**Some records**
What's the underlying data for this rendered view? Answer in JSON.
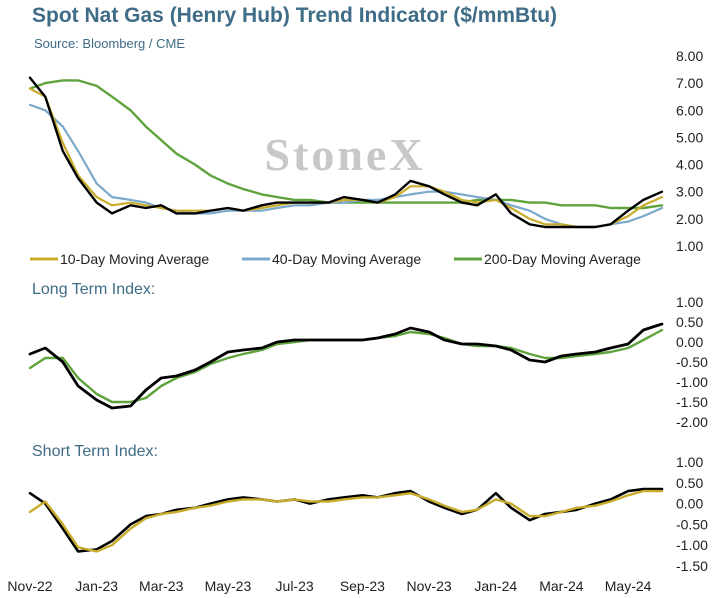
{
  "header": {
    "title": "Spot Nat Gas (Henry Hub) Trend Indicator ($/mmBtu)",
    "source": "Source: Bloomberg / CME",
    "watermark": "StoneX"
  },
  "colors": {
    "price": "#000000",
    "ma10": "#c9ac2c",
    "ma40": "#7aa9cc",
    "ma200": "#5fa33c",
    "title": "#3f6c86"
  },
  "chart_data": [
    {
      "type": "line",
      "x": [
        "2022-11-01",
        "2022-11-15",
        "2022-12-01",
        "2022-12-15",
        "2023-01-01",
        "2023-01-15",
        "2023-02-01",
        "2023-02-15",
        "2023-03-01",
        "2023-03-15",
        "2023-04-01",
        "2023-04-15",
        "2023-05-01",
        "2023-05-15",
        "2023-06-01",
        "2023-06-15",
        "2023-07-01",
        "2023-07-15",
        "2023-08-01",
        "2023-08-15",
        "2023-09-01",
        "2023-09-15",
        "2023-10-01",
        "2023-10-15",
        "2023-11-01",
        "2023-11-15",
        "2023-12-01",
        "2023-12-15",
        "2024-01-01",
        "2024-01-15",
        "2024-02-01",
        "2024-02-15",
        "2024-03-01",
        "2024-03-15",
        "2024-04-01",
        "2024-04-15",
        "2024-05-01",
        "2024-05-15",
        "2024-06-01"
      ],
      "series": [
        {
          "name": "Spot",
          "values": [
            7.2,
            6.5,
            4.5,
            3.5,
            2.6,
            2.2,
            2.5,
            2.4,
            2.5,
            2.2,
            2.2,
            2.3,
            2.4,
            2.3,
            2.5,
            2.6,
            2.6,
            2.6,
            2.6,
            2.8,
            2.7,
            2.6,
            2.9,
            3.4,
            3.2,
            2.9,
            2.6,
            2.5,
            2.9,
            2.2,
            1.8,
            1.7,
            1.7,
            1.7,
            1.7,
            1.8,
            2.3,
            2.7,
            3.0
          ]
        },
        {
          "name": "10-Day Moving Average",
          "values": [
            6.8,
            6.5,
            4.8,
            3.6,
            2.8,
            2.5,
            2.6,
            2.5,
            2.4,
            2.3,
            2.3,
            2.3,
            2.4,
            2.3,
            2.4,
            2.5,
            2.6,
            2.6,
            2.6,
            2.7,
            2.7,
            2.6,
            2.8,
            3.2,
            3.2,
            3.0,
            2.7,
            2.6,
            2.7,
            2.4,
            2.0,
            1.8,
            1.8,
            1.7,
            1.7,
            1.8,
            2.1,
            2.5,
            2.8
          ]
        },
        {
          "name": "40-Day Moving Average",
          "values": [
            6.2,
            6.0,
            5.4,
            4.5,
            3.3,
            2.8,
            2.7,
            2.6,
            2.4,
            2.3,
            2.2,
            2.2,
            2.3,
            2.3,
            2.3,
            2.4,
            2.5,
            2.5,
            2.6,
            2.6,
            2.7,
            2.7,
            2.8,
            2.9,
            3.0,
            3.0,
            2.9,
            2.8,
            2.7,
            2.5,
            2.3,
            2.0,
            1.8,
            1.7,
            1.7,
            1.8,
            1.9,
            2.1,
            2.4
          ]
        },
        {
          "name": "200-Day Moving Average",
          "values": [
            6.8,
            7.0,
            7.1,
            7.1,
            6.9,
            6.5,
            6.0,
            5.4,
            4.9,
            4.4,
            4.0,
            3.6,
            3.3,
            3.1,
            2.9,
            2.8,
            2.7,
            2.7,
            2.6,
            2.6,
            2.6,
            2.6,
            2.6,
            2.6,
            2.6,
            2.6,
            2.6,
            2.7,
            2.7,
            2.7,
            2.6,
            2.6,
            2.5,
            2.5,
            2.5,
            2.4,
            2.4,
            2.4,
            2.5
          ]
        }
      ],
      "yticks": [
        "8.00",
        "7.00",
        "6.00",
        "5.00",
        "4.00",
        "3.00",
        "2.00",
        "1.00"
      ],
      "ylim": [
        1.0,
        8.0
      ],
      "legend": [
        "10-Day Moving Average",
        "40-Day Moving Average",
        "200-Day Moving Average"
      ],
      "legend_position": "bottom"
    },
    {
      "type": "line",
      "title": "Long Term Index:",
      "x": [
        "2022-11-01",
        "2022-11-15",
        "2022-12-01",
        "2022-12-15",
        "2023-01-01",
        "2023-01-15",
        "2023-02-01",
        "2023-02-15",
        "2023-03-01",
        "2023-03-15",
        "2023-04-01",
        "2023-04-15",
        "2023-05-01",
        "2023-05-15",
        "2023-06-01",
        "2023-06-15",
        "2023-07-01",
        "2023-07-15",
        "2023-08-01",
        "2023-08-15",
        "2023-09-01",
        "2023-09-15",
        "2023-10-01",
        "2023-10-15",
        "2023-11-01",
        "2023-11-15",
        "2023-12-01",
        "2023-12-15",
        "2024-01-01",
        "2024-01-15",
        "2024-02-01",
        "2024-02-15",
        "2024-03-01",
        "2024-03-15",
        "2024-04-01",
        "2024-04-15",
        "2024-05-01",
        "2024-05-15",
        "2024-06-01"
      ],
      "series": [
        {
          "name": "Long Term Index (black)",
          "values": [
            -0.3,
            -0.15,
            -0.5,
            -1.1,
            -1.45,
            -1.65,
            -1.6,
            -1.2,
            -0.9,
            -0.85,
            -0.7,
            -0.5,
            -0.25,
            -0.2,
            -0.15,
            0.0,
            0.05,
            0.05,
            0.05,
            0.05,
            0.05,
            0.1,
            0.2,
            0.35,
            0.25,
            0.05,
            -0.05,
            -0.05,
            -0.1,
            -0.2,
            -0.45,
            -0.5,
            -0.35,
            -0.3,
            -0.25,
            -0.15,
            -0.05,
            0.3,
            0.45
          ]
        },
        {
          "name": "Long Term Index (green)",
          "values": [
            -0.65,
            -0.4,
            -0.4,
            -0.9,
            -1.3,
            -1.5,
            -1.5,
            -1.4,
            -1.1,
            -0.9,
            -0.75,
            -0.55,
            -0.4,
            -0.3,
            -0.2,
            -0.05,
            0.0,
            0.05,
            0.05,
            0.05,
            0.05,
            0.1,
            0.15,
            0.25,
            0.2,
            0.1,
            -0.05,
            -0.1,
            -0.1,
            -0.15,
            -0.3,
            -0.4,
            -0.4,
            -0.35,
            -0.3,
            -0.25,
            -0.15,
            0.05,
            0.3
          ]
        }
      ],
      "yticks": [
        "1.00",
        "0.50",
        "0.00",
        "-0.50",
        "-1.00",
        "-1.50",
        "-2.00"
      ],
      "ylim": [
        -2.0,
        1.0
      ]
    },
    {
      "type": "line",
      "title": "Short Term Index:",
      "x": [
        "2022-11-01",
        "2022-11-15",
        "2022-12-01",
        "2022-12-15",
        "2023-01-01",
        "2023-01-15",
        "2023-02-01",
        "2023-02-15",
        "2023-03-01",
        "2023-03-15",
        "2023-04-01",
        "2023-04-15",
        "2023-05-01",
        "2023-05-15",
        "2023-06-01",
        "2023-06-15",
        "2023-07-01",
        "2023-07-15",
        "2023-08-01",
        "2023-08-15",
        "2023-09-01",
        "2023-09-15",
        "2023-10-01",
        "2023-10-15",
        "2023-11-01",
        "2023-11-15",
        "2023-12-01",
        "2023-12-15",
        "2024-01-01",
        "2024-01-15",
        "2024-02-01",
        "2024-02-15",
        "2024-03-01",
        "2024-03-15",
        "2024-04-01",
        "2024-04-15",
        "2024-05-01",
        "2024-05-15",
        "2024-06-01"
      ],
      "series": [
        {
          "name": "Short Term Index (black)",
          "values": [
            0.25,
            0.0,
            -0.6,
            -1.15,
            -1.1,
            -0.9,
            -0.5,
            -0.3,
            -0.25,
            -0.15,
            -0.1,
            0.0,
            0.1,
            0.15,
            0.1,
            0.05,
            0.1,
            0.0,
            0.1,
            0.15,
            0.2,
            0.15,
            0.25,
            0.3,
            0.05,
            -0.1,
            -0.25,
            -0.15,
            0.25,
            -0.1,
            -0.4,
            -0.25,
            -0.2,
            -0.15,
            0.0,
            0.1,
            0.3,
            0.35,
            0.35
          ]
        },
        {
          "name": "Short Term Index (yellow)",
          "values": [
            -0.2,
            0.05,
            -0.5,
            -1.05,
            -1.15,
            -1.0,
            -0.6,
            -0.35,
            -0.25,
            -0.2,
            -0.1,
            -0.05,
            0.05,
            0.1,
            0.1,
            0.05,
            0.1,
            0.05,
            0.05,
            0.1,
            0.15,
            0.15,
            0.2,
            0.25,
            0.1,
            -0.05,
            -0.2,
            -0.15,
            0.1,
            0.0,
            -0.3,
            -0.3,
            -0.2,
            -0.1,
            -0.05,
            0.05,
            0.2,
            0.3,
            0.3
          ]
        }
      ],
      "yticks": [
        "1.00",
        "0.50",
        "0.00",
        "-0.50",
        "-1.00",
        "-1.50"
      ],
      "ylim": [
        -1.5,
        1.0
      ]
    }
  ],
  "x_axis": {
    "tick_labels": [
      "Nov-22",
      "Jan-23",
      "Mar-23",
      "May-23",
      "Jul-23",
      "Sep-23",
      "Nov-23",
      "Jan-24",
      "Mar-24",
      "May-24"
    ],
    "tick_dates": [
      "2022-11-01",
      "2023-01-01",
      "2023-03-01",
      "2023-05-01",
      "2023-07-01",
      "2023-09-01",
      "2023-11-01",
      "2024-01-01",
      "2024-03-01",
      "2024-05-01"
    ],
    "range": [
      "2022-11-01",
      "2024-06-01"
    ]
  }
}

**TASK BRIEF**
Which lines hold the string "Long"? List them all.

**ANSWER**
      "title": "Long Term Index:",
          "name": "Long Term Index (black)",
          "name": "Long Term Index (green)",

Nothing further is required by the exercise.